== Task details ==
Return the full listing exactly as it is written.

--- begin Entries ---

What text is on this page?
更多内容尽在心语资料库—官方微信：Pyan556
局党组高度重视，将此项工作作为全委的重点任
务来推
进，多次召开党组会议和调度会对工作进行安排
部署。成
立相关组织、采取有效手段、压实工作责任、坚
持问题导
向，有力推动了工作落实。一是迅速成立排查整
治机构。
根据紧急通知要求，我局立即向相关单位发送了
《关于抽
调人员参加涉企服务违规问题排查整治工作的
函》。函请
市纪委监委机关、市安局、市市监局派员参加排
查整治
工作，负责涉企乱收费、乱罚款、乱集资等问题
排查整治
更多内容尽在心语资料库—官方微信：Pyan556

--- end Entries ---

== The solution ==
What text is on this page?
更多内容尽在心语资料库—官方微信：Pyan556
局党组高度重视，将此项工作作为全委的重点任
务来推
进，多次召开党组会议和调度会对工作进行安排
部署。成
立相关组织、采取有效手段、压实工作责任、坚
持问题导
向，有力推动了工作落实。一是迅速成立排查整
治机构。
根据紧急通知要求，我局立即向相关单位发送了
《关于抽
调人员参加涉企服务违规问题排查整治工作的
函》。函请
市纪委监委机关、市安局、市市监局派员参加排
查整治
工作，负责涉企乱收费、乱罚款、乱集资等问题
排查整治
更多内容尽在心语资料库—官方微信：Pyan556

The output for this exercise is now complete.